Records from a data collection
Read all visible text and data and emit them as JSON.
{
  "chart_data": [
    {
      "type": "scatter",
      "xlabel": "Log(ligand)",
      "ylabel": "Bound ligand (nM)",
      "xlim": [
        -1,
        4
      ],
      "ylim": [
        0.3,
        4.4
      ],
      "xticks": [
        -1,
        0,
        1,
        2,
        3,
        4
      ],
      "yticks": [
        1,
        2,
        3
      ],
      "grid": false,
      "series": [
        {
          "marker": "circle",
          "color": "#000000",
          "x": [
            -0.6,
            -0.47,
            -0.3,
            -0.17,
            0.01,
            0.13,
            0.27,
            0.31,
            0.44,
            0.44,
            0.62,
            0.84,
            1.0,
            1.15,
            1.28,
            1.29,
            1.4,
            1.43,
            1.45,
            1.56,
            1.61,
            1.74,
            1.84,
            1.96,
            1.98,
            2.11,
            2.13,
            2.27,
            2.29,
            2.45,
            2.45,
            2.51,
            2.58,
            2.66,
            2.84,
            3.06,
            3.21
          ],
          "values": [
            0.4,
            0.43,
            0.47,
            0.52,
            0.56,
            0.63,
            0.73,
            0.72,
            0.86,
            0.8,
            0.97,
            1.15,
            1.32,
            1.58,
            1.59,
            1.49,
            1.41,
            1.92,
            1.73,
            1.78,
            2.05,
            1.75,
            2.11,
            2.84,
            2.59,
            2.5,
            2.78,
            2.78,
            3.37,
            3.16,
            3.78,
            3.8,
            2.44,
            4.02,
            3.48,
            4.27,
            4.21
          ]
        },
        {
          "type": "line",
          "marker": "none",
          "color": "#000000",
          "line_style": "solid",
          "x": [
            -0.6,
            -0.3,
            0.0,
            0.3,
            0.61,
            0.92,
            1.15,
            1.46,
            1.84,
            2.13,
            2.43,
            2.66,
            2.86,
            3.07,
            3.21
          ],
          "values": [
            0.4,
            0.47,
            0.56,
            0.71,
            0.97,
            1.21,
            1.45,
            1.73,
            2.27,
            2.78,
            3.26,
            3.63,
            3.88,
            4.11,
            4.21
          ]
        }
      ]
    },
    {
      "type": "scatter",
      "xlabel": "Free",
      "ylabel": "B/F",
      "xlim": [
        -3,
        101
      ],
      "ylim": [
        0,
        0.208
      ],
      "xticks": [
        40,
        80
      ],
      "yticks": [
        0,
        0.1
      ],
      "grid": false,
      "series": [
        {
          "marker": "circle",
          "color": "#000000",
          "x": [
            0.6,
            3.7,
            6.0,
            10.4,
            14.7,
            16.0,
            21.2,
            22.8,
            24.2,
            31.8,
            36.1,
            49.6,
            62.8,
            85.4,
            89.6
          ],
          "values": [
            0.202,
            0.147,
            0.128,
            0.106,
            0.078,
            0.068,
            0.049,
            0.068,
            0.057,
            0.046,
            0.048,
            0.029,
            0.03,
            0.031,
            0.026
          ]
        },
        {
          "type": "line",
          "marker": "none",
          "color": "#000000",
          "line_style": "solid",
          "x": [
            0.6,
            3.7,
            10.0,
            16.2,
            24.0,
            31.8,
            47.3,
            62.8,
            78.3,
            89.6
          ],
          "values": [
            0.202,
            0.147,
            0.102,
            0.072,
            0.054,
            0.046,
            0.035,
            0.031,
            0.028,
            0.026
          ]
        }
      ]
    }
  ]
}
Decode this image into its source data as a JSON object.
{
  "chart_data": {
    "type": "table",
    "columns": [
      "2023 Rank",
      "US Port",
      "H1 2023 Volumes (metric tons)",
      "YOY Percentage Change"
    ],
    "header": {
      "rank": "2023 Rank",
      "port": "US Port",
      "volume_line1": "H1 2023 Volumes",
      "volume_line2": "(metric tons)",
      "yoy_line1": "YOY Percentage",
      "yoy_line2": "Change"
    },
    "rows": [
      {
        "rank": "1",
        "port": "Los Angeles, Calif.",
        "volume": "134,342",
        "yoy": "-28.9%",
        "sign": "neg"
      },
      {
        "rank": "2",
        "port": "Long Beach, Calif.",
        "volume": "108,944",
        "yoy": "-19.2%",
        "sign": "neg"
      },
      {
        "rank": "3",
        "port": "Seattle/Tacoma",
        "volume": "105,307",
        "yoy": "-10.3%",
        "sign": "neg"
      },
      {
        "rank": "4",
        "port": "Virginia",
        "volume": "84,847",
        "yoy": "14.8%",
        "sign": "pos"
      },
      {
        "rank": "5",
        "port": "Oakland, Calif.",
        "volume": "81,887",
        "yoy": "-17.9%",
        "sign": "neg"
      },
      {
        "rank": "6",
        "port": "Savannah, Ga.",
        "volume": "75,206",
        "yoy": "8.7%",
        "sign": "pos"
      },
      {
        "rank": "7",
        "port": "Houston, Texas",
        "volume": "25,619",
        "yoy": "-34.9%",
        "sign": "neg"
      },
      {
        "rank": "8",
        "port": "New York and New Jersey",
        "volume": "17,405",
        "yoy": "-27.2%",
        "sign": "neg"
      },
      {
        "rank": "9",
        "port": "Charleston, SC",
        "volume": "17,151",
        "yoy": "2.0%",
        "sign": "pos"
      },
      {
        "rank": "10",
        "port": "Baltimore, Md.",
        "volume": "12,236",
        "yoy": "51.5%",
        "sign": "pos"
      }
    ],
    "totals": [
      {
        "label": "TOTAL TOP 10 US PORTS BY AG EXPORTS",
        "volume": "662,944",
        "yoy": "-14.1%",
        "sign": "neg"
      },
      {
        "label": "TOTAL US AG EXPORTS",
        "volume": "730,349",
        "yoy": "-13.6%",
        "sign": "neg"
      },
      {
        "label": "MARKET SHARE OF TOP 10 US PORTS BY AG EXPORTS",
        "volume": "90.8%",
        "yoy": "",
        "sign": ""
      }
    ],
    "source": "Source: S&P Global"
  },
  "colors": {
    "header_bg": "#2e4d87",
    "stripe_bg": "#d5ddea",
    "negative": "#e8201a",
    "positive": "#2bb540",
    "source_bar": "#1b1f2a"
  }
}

**THE REQUEST:**
Each line of the listing should be copied exactly.

**SOLUTION FOR THIS TASK:**
Read all visible text and data and emit them as JSON.
{
  "chart_data": [
    {
      "type": "scatter",
      "xlabel": "Log(ligand)",
      "ylabel": "Bound ligand (nM)",
      "xlim": [
        -1,
        4
      ],
      "ylim": [
        0.3,
        4.4
      ],
      "xticks": [
        -1,
        0,
        1,
        2,
        3,
        4
      ],
      "yticks": [
        1,
        2,
        3
      ],
      "grid": false,
      "series": [
        {
          "marker": "circle",
          "color": "#000000",
          "x": [
            -0.6,
            -0.47,
            -0.3,
            -0.17,
            0.01,
            0.13,
            0.27,
            0.31,
            0.44,
            0.44,
            0.62,
            0.84,
            1.0,
            1.15,
            1.28,
            1.29,
            1.4,
            1.43,
            1.45,
            1.56,
            1.61,
            1.74,
            1.84,
            1.96,
            1.98,
            2.11,
            2.13,
            2.27,
            2.29,
            2.45,
            2.45,
            2.51,
            2.58,
            2.66,
            2.84,
            3.06,
            3.21
          ],
          "values": [
            0.4,
            0.43,
            0.47,
            0.52,
            0.56,
            0.63,
            0.73,
            0.72,
            0.86,
            0.8,
            0.97,
            1.15,
            1.32,
            1.58,
            1.59,
            1.49,
            1.41,
            1.92,
            1.73,
            1.78,
            2.05,
            1.75,
            2.11,
            2.84,
            2.59,
            2.5,
            2.78,
            2.78,
            3.37,
            3.16,
            3.78,
            3.8,
            2.44,
            4.02,
            3.48,
            4.27,
            4.21
          ]
        },
        {
          "type": "line",
          "marker": "none",
          "color": "#000000",
          "line_style": "solid",
          "x": [
            -0.6,
            -0.3,
            0.0,
            0.3,
            0.61,
            0.92,
            1.15,
            1.46,
            1.84,
            2.13,
            2.43,
            2.66,
            2.86,
            3.07,
            3.21
          ],
          "values": [
            0.4,
            0.47,
            0.56,
            0.71,
            0.97,
            1.21,
            1.45,
            1.73,
            2.27,
            2.78,
            3.26,
            3.63,
            3.88,
            4.11,
            4.21
          ]
        }
      ]
    },
    {
      "type": "scatter",
      "xlabel": "Free",
      "ylabel": "B/F",
      "xlim": [
        -3,
        101
      ],
      "ylim": [
        0,
        0.208
      ],
      "xticks": [
        40,
        80
      ],
      "yticks": [
        0,
        0.1
      ],
      "grid": false,
      "series": [
        {
          "marker": "circle",
          "color": "#000000",
          "x": [
            0.6,
            3.7,
            6.0,
            10.4,
            14.7,
            16.0,
            21.2,
            22.8,
            24.2,
            31.8,
            36.1,
            49.6,
            62.8,
            85.4,
            89.6
          ],
          "values": [
            0.202,
            0.147,
            0.128,
            0.106,
            0.078,
            0.068,
            0.049,
            0.068,
            0.057,
            0.046,
            0.048,
            0.029,
            0.03,
            0.031,
            0.026
          ]
        },
        {
          "type": "line",
          "marker": "none",
          "color": "#000000",
          "line_style": "solid",
          "x": [
            0.6,
            3.7,
            10.0,
            16.2,
            24.0,
            31.8,
            47.3,
            62.8,
            78.3,
            89.6
          ],
          "values": [
            0.202,
            0.147,
            0.102,
            0.072,
            0.054,
            0.046,
            0.035,
            0.031,
            0.028,
            0.026
          ]
        }
      ]
    }
  ]
}
Decode this image into its source data as a JSON object.
{
  "chart_data": {
    "type": "table",
    "columns": [
      "2023 Rank",
      "US Port",
      "H1 2023 Volumes (metric tons)",
      "YOY Percentage Change"
    ],
    "header": {
      "rank": "2023 Rank",
      "port": "US Port",
      "volume_line1": "H1 2023 Volumes",
      "volume_line2": "(metric tons)",
      "yoy_line1": "YOY Percentage",
      "yoy_line2": "Change"
    },
    "rows": [
      {
        "rank": "1",
        "port": "Los Angeles, Calif.",
        "volume": "134,342",
        "yoy": "-28.9%",
        "sign": "neg"
      },
      {
        "rank": "2",
        "port": "Long Beach, Calif.",
        "volume": "108,944",
        "yoy": "-19.2%",
        "sign": "neg"
      },
      {
        "rank": "3",
        "port": "Seattle/Tacoma",
        "volume": "105,307",
        "yoy": "-10.3%",
        "sign": "neg"
      },
      {
        "rank": "4",
        "port": "Virginia",
        "volume": "84,847",
        "yoy": "14.8%",
        "sign": "pos"
      },
      {
        "rank": "5",
        "port": "Oakland, Calif.",
        "volume": "81,887",
        "yoy": "-17.9%",
        "sign": "neg"
      },
      {
        "rank": "6",
        "port": "Savannah, Ga.",
        "volume": "75,206",
        "yoy": "8.7%",
        "sign": "pos"
      },
      {
        "rank": "7",
        "port": "Houston, Texas",
        "volume": "25,619",
        "yoy": "-34.9%",
        "sign": "neg"
      },
      {
        "rank": "8",
        "port": "New York and New Jersey",
        "volume": "17,405",
        "yoy": "-27.2%",
        "sign": "neg"
      },
      {
        "rank": "9",
        "port": "Charleston, SC",
        "volume": "17,151",
        "yoy": "2.0%",
        "sign": "pos"
      },
      {
        "rank": "10",
        "port": "Baltimore, Md.",
        "volume": "12,236",
        "yoy": "51.5%",
        "sign": "pos"
      }
    ],
    "totals": [
      {
        "label": "TOTAL TOP 10 US PORTS BY AG EXPORTS",
        "volume": "662,944",
        "yoy": "-14.1%",
        "sign": "neg"
      },
      {
        "label": "TOTAL US AG EXPORTS",
        "volume": "730,349",
        "yoy": "-13.6%",
        "sign": "neg"
      },
      {
        "label": "MARKET SHARE OF TOP 10 US PORTS BY AG EXPORTS",
        "volume": "90.8%",
        "yoy": "",
        "sign": ""
      }
    ],
    "source": "Source: S&P Global"
  },
  "colors": {
    "header_bg": "#2e4d87",
    "stripe_bg": "#d5ddea",
    "negative": "#e8201a",
    "positive": "#2bb540",
    "source_bar": "#1b1f2a"
  }
}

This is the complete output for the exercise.